Data:
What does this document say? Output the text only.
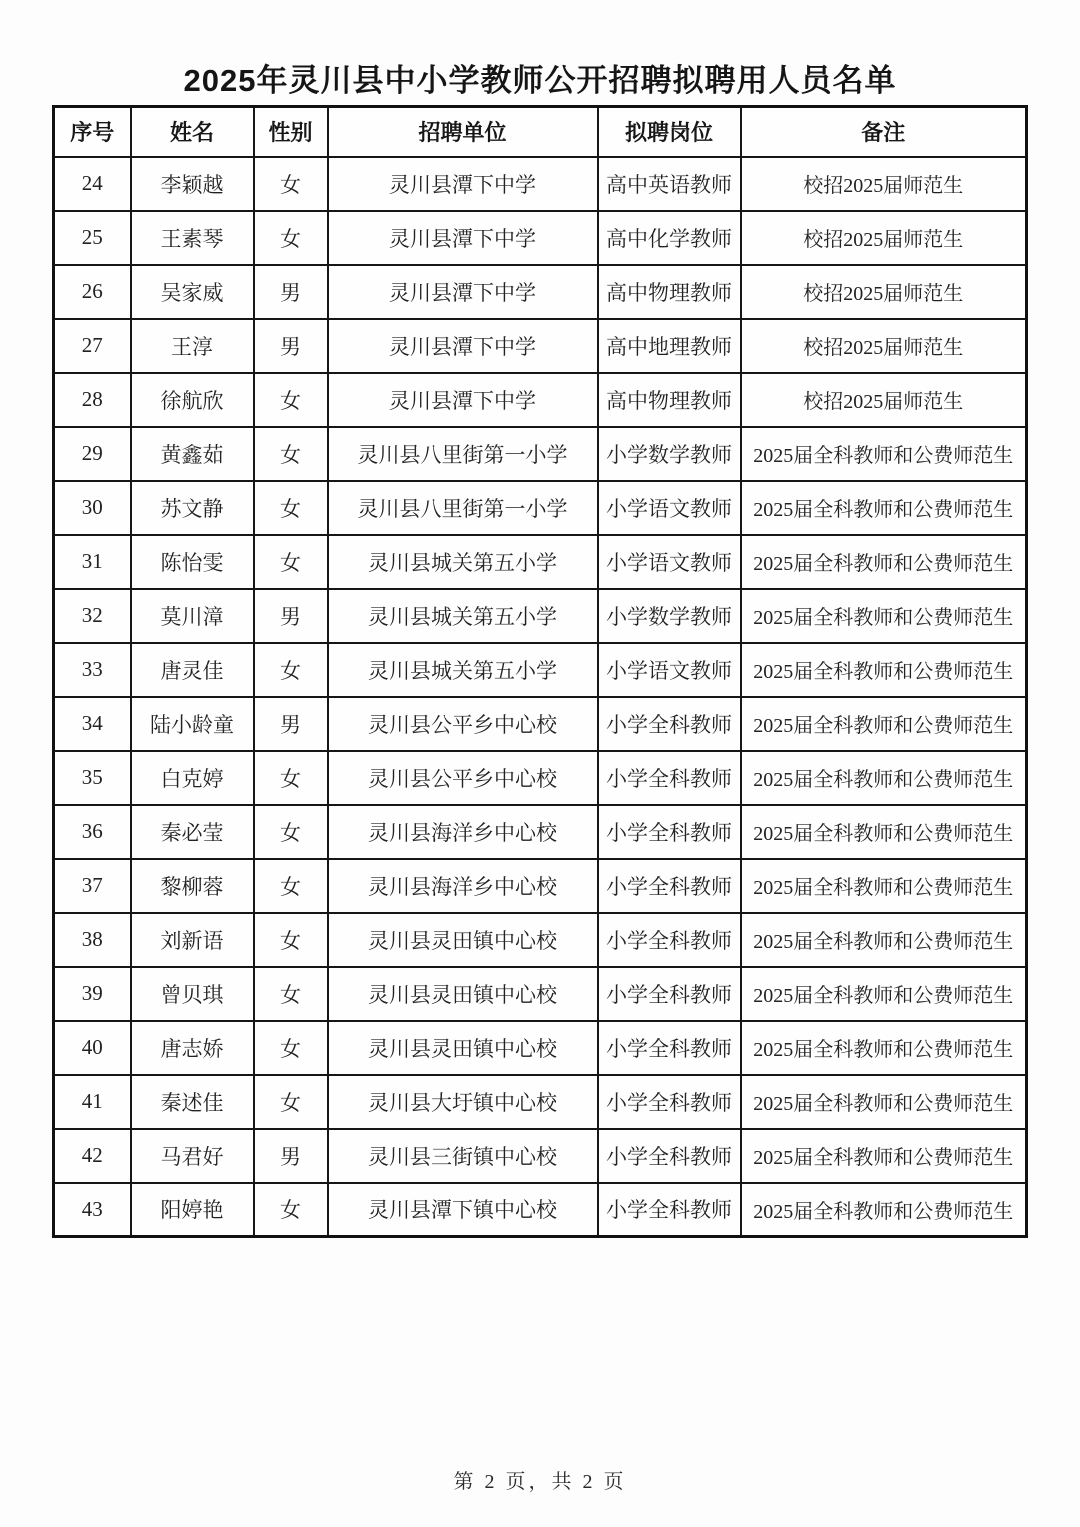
2025年灵川县中小学教师公开招聘拟聘用人员名单
序号	姓名	性别	招聘单位	拟聘岗位	备注
24	李颖越	女	灵川县潭下中学	高中英语教师	校招2025届师范生
25	王素琴	女	灵川县潭下中学	高中化学教师	校招2025届师范生
26	吴家威	男	灵川县潭下中学	高中物理教师	校招2025届师范生
27	王淳	男	灵川县潭下中学	高中地理教师	校招2025届师范生
28	徐航欣	女	灵川县潭下中学	高中物理教师	校招2025届师范生
29	黄鑫茹	女	灵川县八里街第一小学	小学数学教师	2025届全科教师和公费师范生
30	苏文静	女	灵川县八里街第一小学	小学语文教师	2025届全科教师和公费师范生
31	陈怡雯	女	灵川县城关第五小学	小学语文教师	2025届全科教师和公费师范生
32	莫川漳	男	灵川县城关第五小学	小学数学教师	2025届全科教师和公费师范生
33	唐灵佳	女	灵川县城关第五小学	小学语文教师	2025届全科教师和公费师范生
34	陆小龄童	男	灵川县公平乡中心校	小学全科教师	2025届全科教师和公费师范生
35	白克婷	女	灵川县公平乡中心校	小学全科教师	2025届全科教师和公费师范生
36	秦必莹	女	灵川县海洋乡中心校	小学全科教师	2025届全科教师和公费师范生
37	黎柳蓉	女	灵川县海洋乡中心校	小学全科教师	2025届全科教师和公费师范生
38	刘新语	女	灵川县灵田镇中心校	小学全科教师	2025届全科教师和公费师范生
39	曾贝琪	女	灵川县灵田镇中心校	小学全科教师	2025届全科教师和公费师范生
40	唐志娇	女	灵川县灵田镇中心校	小学全科教师	2025届全科教师和公费师范生
41	秦述佳	女	灵川县大圩镇中心校	小学全科教师	2025届全科教师和公费师范生
42	马君好	男	灵川县三街镇中心校	小学全科教师	2025届全科教师和公费师范生
43	阳婷艳	女	灵川县潭下镇中心校	小学全科教师	2025届全科教师和公费师范生
第 2 页，共 2 页
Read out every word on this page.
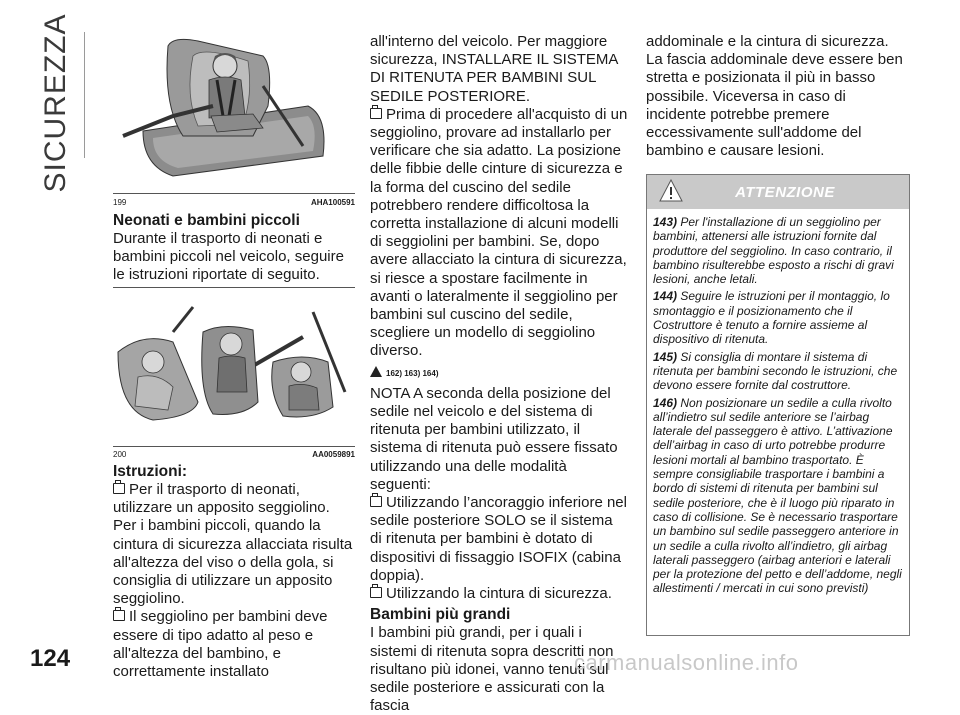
SICUREZZA
199	AHA100591

Neonati e bambini piccoli

Durante il trasporto di neonati e bambini piccoli nel veicolo, seguire le istruzioni riportate di seguito.

200	AA0059891

Istruzioni:

Per il trasporto di neonati, utilizzare un apposito seggiolino. Per i bambini piccoli, quando la cintura di sicurezza allacciata risulta all'altezza del viso o della gola, si consiglia di utilizzare un apposito seggiolino.

Il seggiolino per bambini deve essere di tipo adatto al peso e all'altezza del bambino, e correttamente installato

all'interno del veicolo. Per maggiore sicurezza, INSTALLARE IL SISTEMA DI RITENUTA PER BAMBINI SUL SEDILE POSTERIORE.

Prima di procedere all'acquisto di un seggiolino, provare ad installarlo per verificare che sia adatto. La posizione delle fibbie delle cinture di sicurezza e la forma del cuscino del sedile potrebbero rendere difficoltosa la corretta installazione di alcuni modelli di seggiolini per bambini. Se, dopo avere allacciato la cintura di sicurezza, si riesce a spostare facilmente in avanti o lateralmente il seggiolino per bambini sul cuscino del sedile, scegliere un modello di seggiolino diverso.

162) 163) 164)

NOTA A seconda della posizione del sedile nel veicolo e del sistema di ritenuta per bambini utilizzato, il sistema di ritenuta può essere fissato utilizzando una delle modalità seguenti:

Utilizzando l’ancoraggio inferiore nel sedile posteriore SOLO se il sistema di ritenuta per bambini è dotato di dispositivi di fissaggio ISOFIX (cabina doppia).

Utilizzando la cintura di sicurezza.

Bambini più grandi

I bambini più grandi, per i quali i sistemi di ritenuta sopra descritti non risultano più idonei, vanno tenuti sul sedile posteriore e assicurati con la fascia

addominale e la cintura di sicurezza. La fascia addominale deve essere ben stretta e posizionata il più in basso possibile. Viceversa in caso di incidente potrebbe premere eccessivamente sull'addome del bambino e causare lesioni.

ATTENZIONE

143) Per l'installazione di un seggiolino per bambini, attenersi alle istruzioni fornite dal produttore del seggiolino. In caso contrario, il bambino risulterebbe esposto a rischi di gravi lesioni, anche letali.

144) Seguire le istruzioni per il montaggio, lo smontaggio e il posizionamento che il Costruttore è tenuto a fornire assieme al dispositivo di ritenuta.

145) Si consiglia di montare il sistema di ritenuta per bambini secondo le istruzioni, che devono essere fornite dal costruttore.

146) Non posizionare un sedile a culla rivolto all’indietro sul sedile anteriore se l’airbag laterale del passeggero è attivo. L’attivazione dell’airbag in caso di urto potrebbe produrre lesioni mortali al bambino trasportato. È sempre consigliabile trasportare i bambini a bordo di sistemi di ritenuta per bambini sul sedile posteriore, che è il luogo più riparato in caso di collisione. Se è necessario trasportare un bambino sul sedile passeggero anteriore in un sedile a culla rivolto all’indietro, gli airbag laterali passeggero (airbag anteriori e laterali per la protezione del petto e dell’addome, negli allestimenti / mercati in cui sono previsti)

124	carmanualsonline.info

Objective: Reproduce all of the material above word for word. Omit the pictures.

Final result:
What does this document say? Output the text only.
2025年灵川县中小学教师公开招聘拟聘用人员名单
序号	姓名	性别	招聘单位	拟聘岗位	备注
24	李颖越	女	灵川县潭下中学	高中英语教师	校招2025届师范生
25	王素琴	女	灵川县潭下中学	高中化学教师	校招2025届师范生
26	吴家威	男	灵川县潭下中学	高中物理教师	校招2025届师范生
27	王淳	男	灵川县潭下中学	高中地理教师	校招2025届师范生
28	徐航欣	女	灵川县潭下中学	高中物理教师	校招2025届师范生
29	黄鑫茹	女	灵川县八里街第一小学	小学数学教师	2025届全科教师和公费师范生
30	苏文静	女	灵川县八里街第一小学	小学语文教师	2025届全科教师和公费师范生
31	陈怡雯	女	灵川县城关第五小学	小学语文教师	2025届全科教师和公费师范生
32	莫川漳	男	灵川县城关第五小学	小学数学教师	2025届全科教师和公费师范生
33	唐灵佳	女	灵川县城关第五小学	小学语文教师	2025届全科教师和公费师范生
34	陆小龄童	男	灵川县公平乡中心校	小学全科教师	2025届全科教师和公费师范生
35	白克婷	女	灵川县公平乡中心校	小学全科教师	2025届全科教师和公费师范生
36	秦必莹	女	灵川县海洋乡中心校	小学全科教师	2025届全科教师和公费师范生
37	黎柳蓉	女	灵川县海洋乡中心校	小学全科教师	2025届全科教师和公费师范生
38	刘新语	女	灵川县灵田镇中心校	小学全科教师	2025届全科教师和公费师范生
39	曾贝琪	女	灵川县灵田镇中心校	小学全科教师	2025届全科教师和公费师范生
40	唐志娇	女	灵川县灵田镇中心校	小学全科教师	2025届全科教师和公费师范生
41	秦述佳	女	灵川县大圩镇中心校	小学全科教师	2025届全科教师和公费师范生
42	马君好	男	灵川县三街镇中心校	小学全科教师	2025届全科教师和公费师范生
43	阳婷艳	女	灵川县潭下镇中心校	小学全科教师	2025届全科教师和公费师范生
第 2 页，共 2 页
Read out every word on this page.
SICUREZZA
199	AHA100591

Neonati e bambini piccoli

Durante il trasporto di neonati e bambini piccoli nel veicolo, seguire le istruzioni riportate di seguito.

200	AA0059891

Istruzioni:

Per il trasporto di neonati, utilizzare un apposito seggiolino. Per i bambini piccoli, quando la cintura di sicurezza allacciata risulta all'altezza del viso o della gola, si consiglia di utilizzare un apposito seggiolino.

Il seggiolino per bambini deve essere di tipo adatto al peso e all'altezza del bambino, e correttamente installato

all'interno del veicolo. Per maggiore sicurezza, INSTALLARE IL SISTEMA DI RITENUTA PER BAMBINI SUL SEDILE POSTERIORE.

Prima di procedere all'acquisto di un seggiolino, provare ad installarlo per verificare che sia adatto. La posizione delle fibbie delle cinture di sicurezza e la forma del cuscino del sedile potrebbero rendere difficoltosa la corretta installazione di alcuni modelli di seggiolini per bambini. Se, dopo avere allacciato la cintura di sicurezza, si riesce a spostare facilmente in avanti o lateralmente il seggiolino per bambini sul cuscino del sedile, scegliere un modello di seggiolino diverso.

162) 163) 164)

NOTA A seconda della posizione del sedile nel veicolo e del sistema di ritenuta per bambini utilizzato, il sistema di ritenuta può essere fissato utilizzando una delle modalità seguenti:

Utilizzando l’ancoraggio inferiore nel sedile posteriore SOLO se il sistema di ritenuta per bambini è dotato di dispositivi di fissaggio ISOFIX (cabina doppia).

Utilizzando la cintura di sicurezza.

Bambini più grandi

I bambini più grandi, per i quali i sistemi di ritenuta sopra descritti non risultano più idonei, vanno tenuti sul sedile posteriore e assicurati con la fascia

addominale e la cintura di sicurezza. La fascia addominale deve essere ben stretta e posizionata il più in basso possibile. Viceversa in caso di incidente potrebbe premere eccessivamente sull'addome del bambino e causare lesioni.

ATTENZIONE

143) Per l'installazione di un seggiolino per bambini, attenersi alle istruzioni fornite dal produttore del seggiolino. In caso contrario, il bambino risulterebbe esposto a rischi di gravi lesioni, anche letali.

144) Seguire le istruzioni per il montaggio, lo smontaggio e il posizionamento che il Costruttore è tenuto a fornire assieme al dispositivo di ritenuta.

145) Si consiglia di montare il sistema di ritenuta per bambini secondo le istruzioni, che devono essere fornite dal costruttore.

146) Non posizionare un sedile a culla rivolto all’indietro sul sedile anteriore se l’airbag laterale del passeggero è attivo. L’attivazione dell’airbag in caso di urto potrebbe produrre lesioni mortali al bambino trasportato. È sempre consigliabile trasportare i bambini a bordo di sistemi di ritenuta per bambini sul sedile posteriore, che è il luogo più riparato in caso di collisione. Se è necessario trasportare un bambino sul sedile passeggero anteriore in un sedile a culla rivolto all’indietro, gli airbag laterali passeggero (airbag anteriori e laterali per la protezione del petto e dell’addome, negli allestimenti / mercati in cui sono previsti)

124	carmanualsonline.info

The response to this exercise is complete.